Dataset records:

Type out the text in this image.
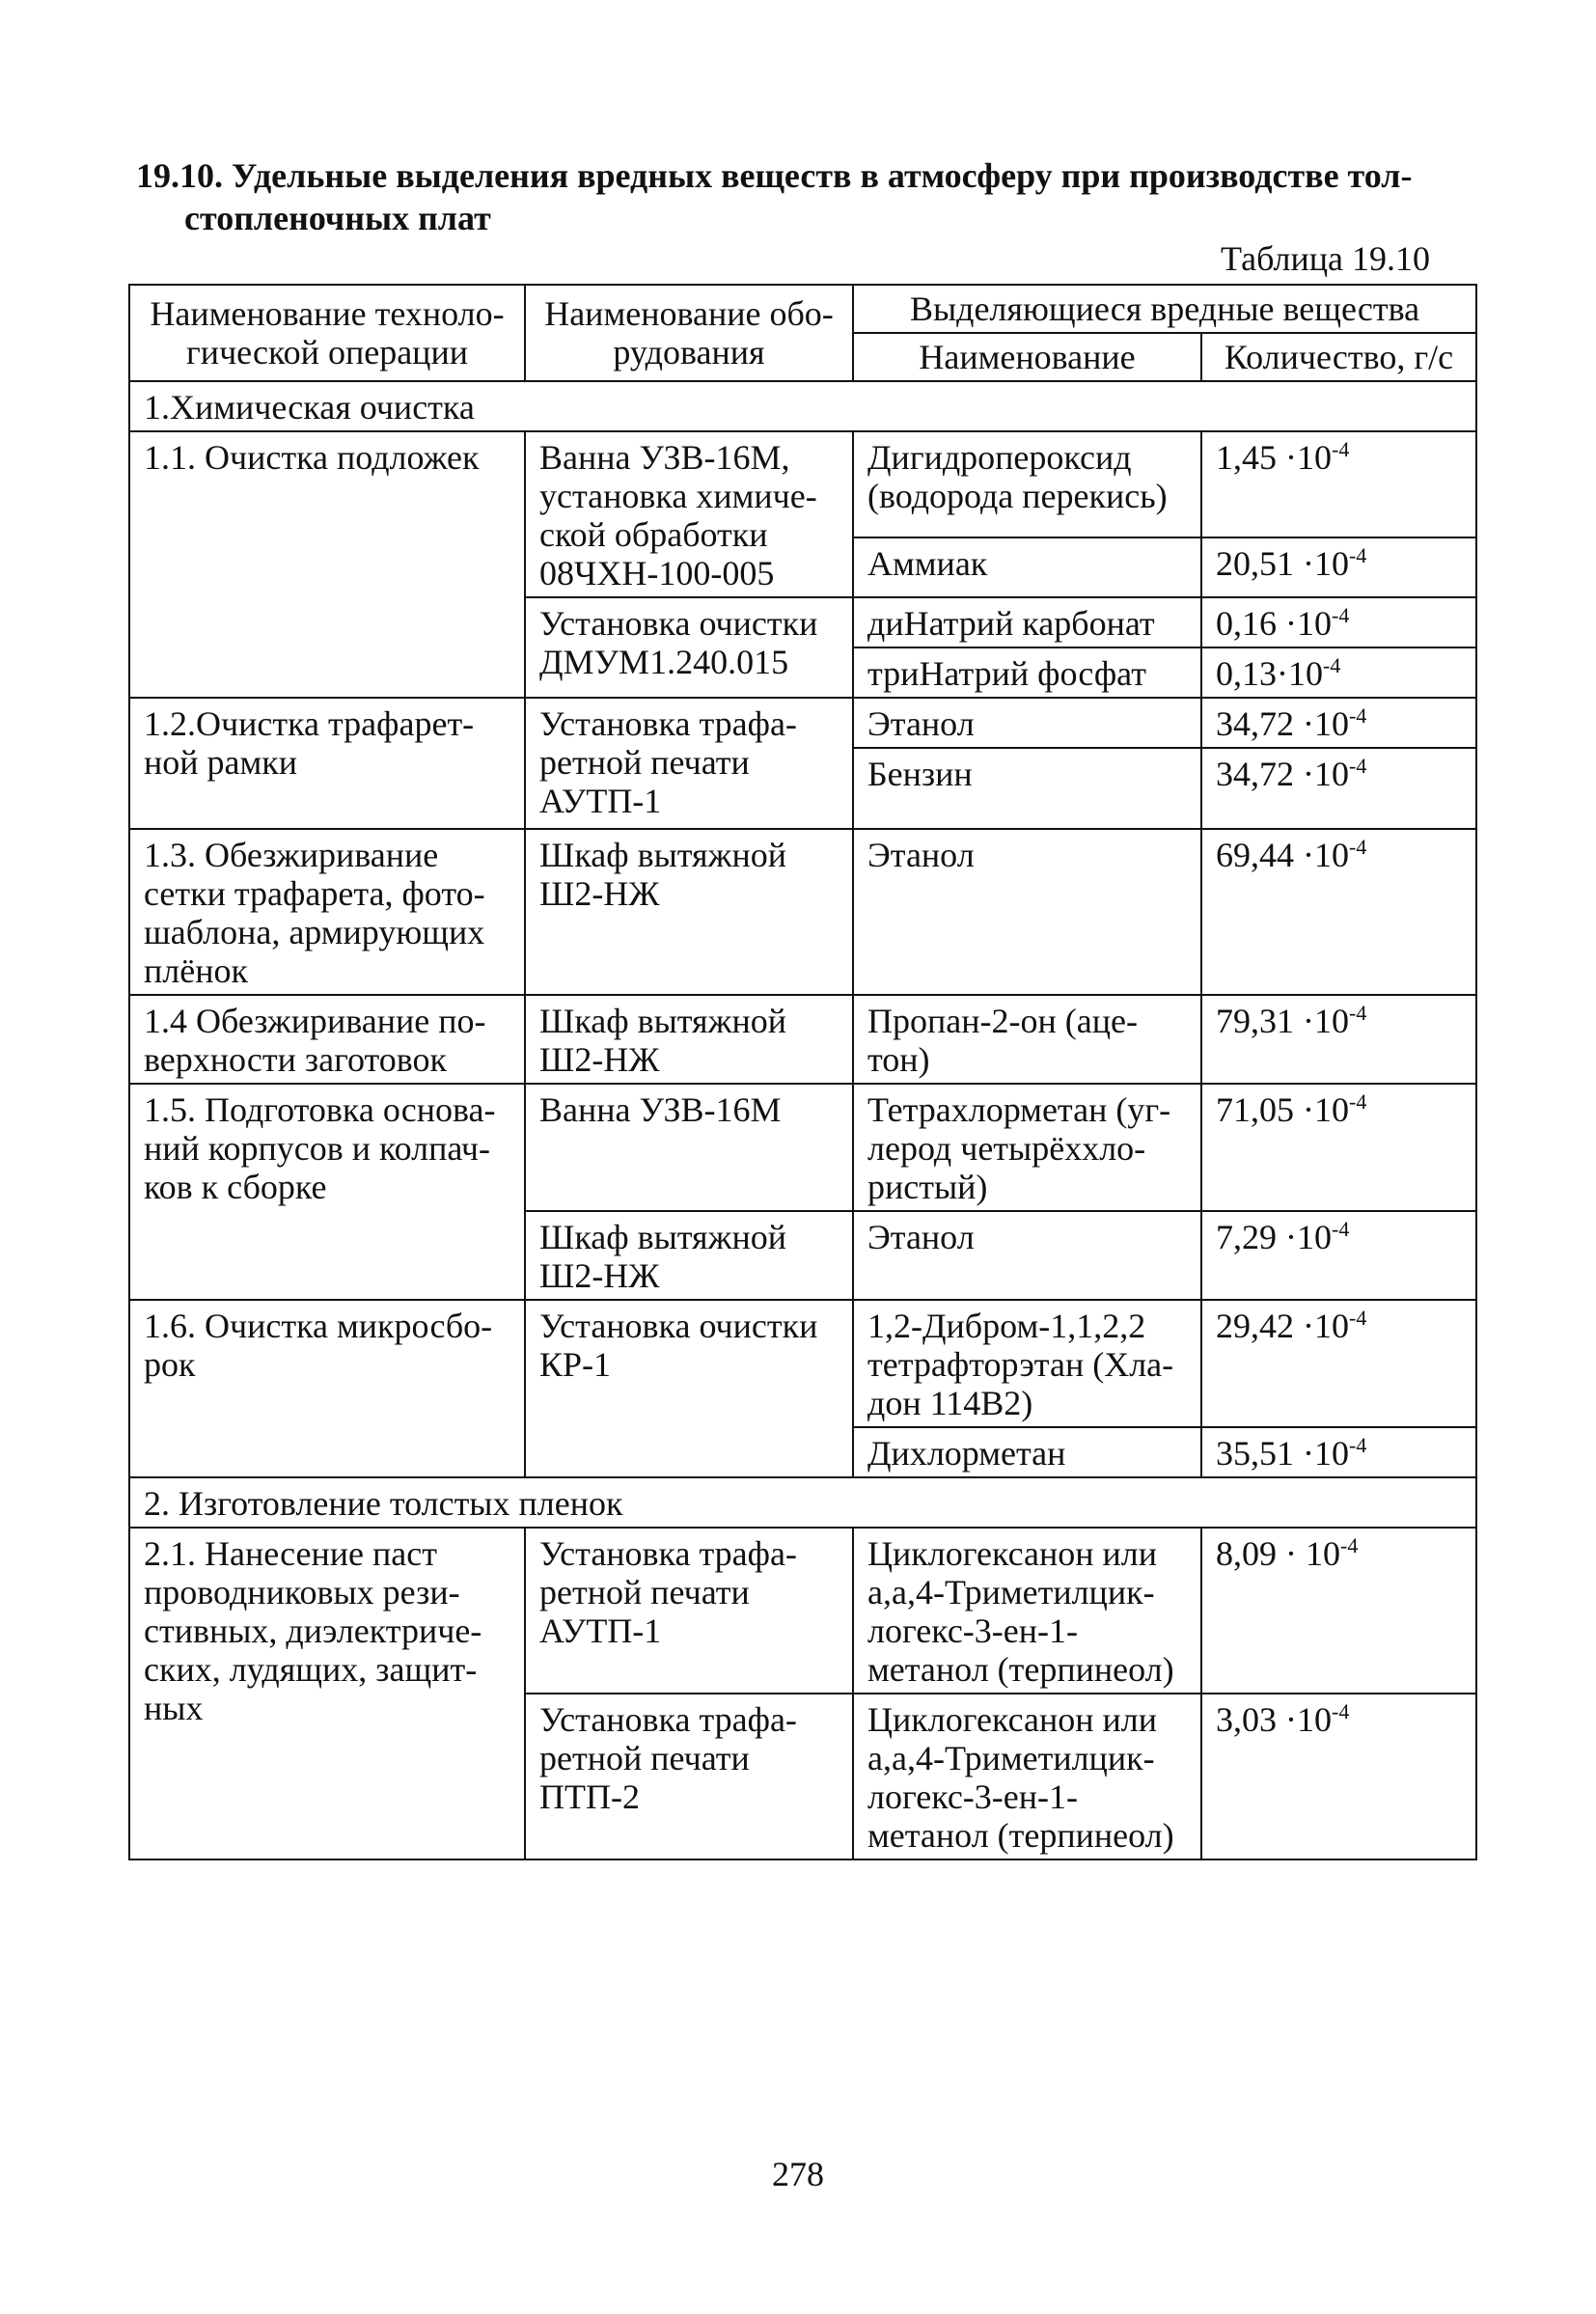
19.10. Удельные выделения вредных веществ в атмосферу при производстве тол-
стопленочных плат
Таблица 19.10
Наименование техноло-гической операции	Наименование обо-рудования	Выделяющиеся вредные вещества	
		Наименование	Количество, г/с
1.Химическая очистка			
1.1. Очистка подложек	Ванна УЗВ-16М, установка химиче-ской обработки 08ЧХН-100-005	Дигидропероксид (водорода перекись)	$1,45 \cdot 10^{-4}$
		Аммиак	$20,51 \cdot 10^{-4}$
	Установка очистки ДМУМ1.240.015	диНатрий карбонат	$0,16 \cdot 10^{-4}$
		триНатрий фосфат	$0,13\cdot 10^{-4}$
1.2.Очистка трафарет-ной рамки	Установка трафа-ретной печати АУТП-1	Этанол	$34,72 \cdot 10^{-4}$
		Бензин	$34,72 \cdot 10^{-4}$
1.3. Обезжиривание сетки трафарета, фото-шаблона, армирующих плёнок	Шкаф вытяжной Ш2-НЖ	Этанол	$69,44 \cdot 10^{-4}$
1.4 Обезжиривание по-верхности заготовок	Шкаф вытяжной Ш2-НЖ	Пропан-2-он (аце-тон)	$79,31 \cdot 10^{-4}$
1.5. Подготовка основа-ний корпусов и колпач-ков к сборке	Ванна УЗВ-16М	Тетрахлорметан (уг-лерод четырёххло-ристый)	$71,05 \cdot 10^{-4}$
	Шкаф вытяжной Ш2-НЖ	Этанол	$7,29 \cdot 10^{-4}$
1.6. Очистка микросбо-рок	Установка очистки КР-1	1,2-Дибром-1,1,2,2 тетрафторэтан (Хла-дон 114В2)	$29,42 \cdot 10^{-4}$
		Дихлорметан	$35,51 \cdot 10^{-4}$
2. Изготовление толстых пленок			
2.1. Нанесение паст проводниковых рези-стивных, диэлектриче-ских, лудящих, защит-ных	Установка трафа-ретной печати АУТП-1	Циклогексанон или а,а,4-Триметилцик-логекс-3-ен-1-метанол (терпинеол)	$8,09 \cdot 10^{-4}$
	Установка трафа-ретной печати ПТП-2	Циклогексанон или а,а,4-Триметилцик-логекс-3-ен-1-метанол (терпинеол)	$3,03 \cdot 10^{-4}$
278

...

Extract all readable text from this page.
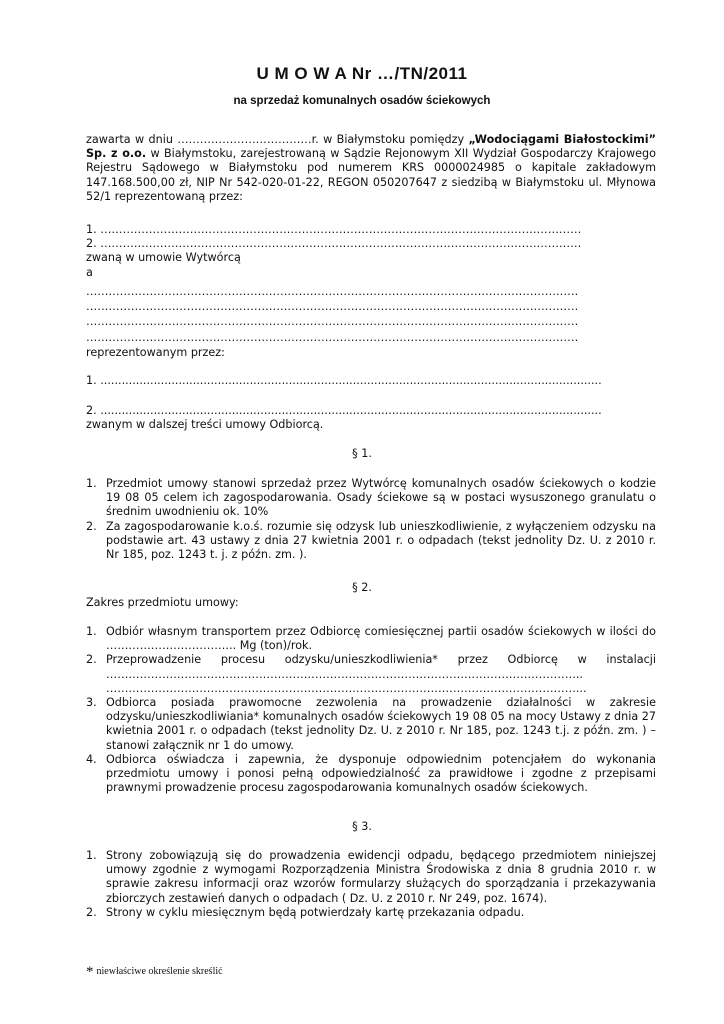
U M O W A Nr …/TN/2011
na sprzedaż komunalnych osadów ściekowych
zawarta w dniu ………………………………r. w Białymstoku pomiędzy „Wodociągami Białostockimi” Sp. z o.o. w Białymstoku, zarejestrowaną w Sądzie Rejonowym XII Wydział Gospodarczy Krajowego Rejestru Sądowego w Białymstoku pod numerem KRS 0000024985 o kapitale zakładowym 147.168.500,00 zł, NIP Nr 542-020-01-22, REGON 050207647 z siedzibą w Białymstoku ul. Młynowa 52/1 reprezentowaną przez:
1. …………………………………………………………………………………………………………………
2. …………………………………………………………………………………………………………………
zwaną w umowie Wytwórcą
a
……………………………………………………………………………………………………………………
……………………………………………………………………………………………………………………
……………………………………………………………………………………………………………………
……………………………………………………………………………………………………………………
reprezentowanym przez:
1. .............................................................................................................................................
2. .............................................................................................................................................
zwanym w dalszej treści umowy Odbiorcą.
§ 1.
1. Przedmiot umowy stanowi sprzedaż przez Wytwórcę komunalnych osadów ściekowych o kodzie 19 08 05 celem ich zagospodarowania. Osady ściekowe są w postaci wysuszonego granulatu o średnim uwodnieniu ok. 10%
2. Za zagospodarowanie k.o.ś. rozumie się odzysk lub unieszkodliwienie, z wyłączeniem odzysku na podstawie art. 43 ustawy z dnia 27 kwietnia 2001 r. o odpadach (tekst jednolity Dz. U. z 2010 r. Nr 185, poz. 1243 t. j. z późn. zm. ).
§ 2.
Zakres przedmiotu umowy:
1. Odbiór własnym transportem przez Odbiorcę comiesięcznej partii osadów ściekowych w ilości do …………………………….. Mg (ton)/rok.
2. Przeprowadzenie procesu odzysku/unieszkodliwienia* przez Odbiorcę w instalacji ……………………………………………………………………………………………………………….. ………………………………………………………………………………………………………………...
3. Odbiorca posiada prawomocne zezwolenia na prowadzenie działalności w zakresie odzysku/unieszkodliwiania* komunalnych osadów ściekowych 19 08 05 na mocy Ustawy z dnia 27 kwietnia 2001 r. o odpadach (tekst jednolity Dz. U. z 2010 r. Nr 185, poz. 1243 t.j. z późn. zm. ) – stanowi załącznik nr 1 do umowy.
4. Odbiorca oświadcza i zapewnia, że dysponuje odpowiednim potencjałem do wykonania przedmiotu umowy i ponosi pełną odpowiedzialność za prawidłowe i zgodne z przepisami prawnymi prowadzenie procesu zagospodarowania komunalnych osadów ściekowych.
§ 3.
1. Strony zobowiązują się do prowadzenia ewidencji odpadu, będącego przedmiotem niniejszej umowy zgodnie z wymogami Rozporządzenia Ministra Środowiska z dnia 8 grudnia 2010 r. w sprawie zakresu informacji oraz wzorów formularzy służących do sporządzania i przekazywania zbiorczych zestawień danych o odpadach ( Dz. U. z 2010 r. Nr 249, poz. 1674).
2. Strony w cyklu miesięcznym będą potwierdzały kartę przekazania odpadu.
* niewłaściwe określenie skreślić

Instructions for the task:
Say how many lines in the entries contain the string "przedmiotu", and leave out everything else.

Answer to this task:
2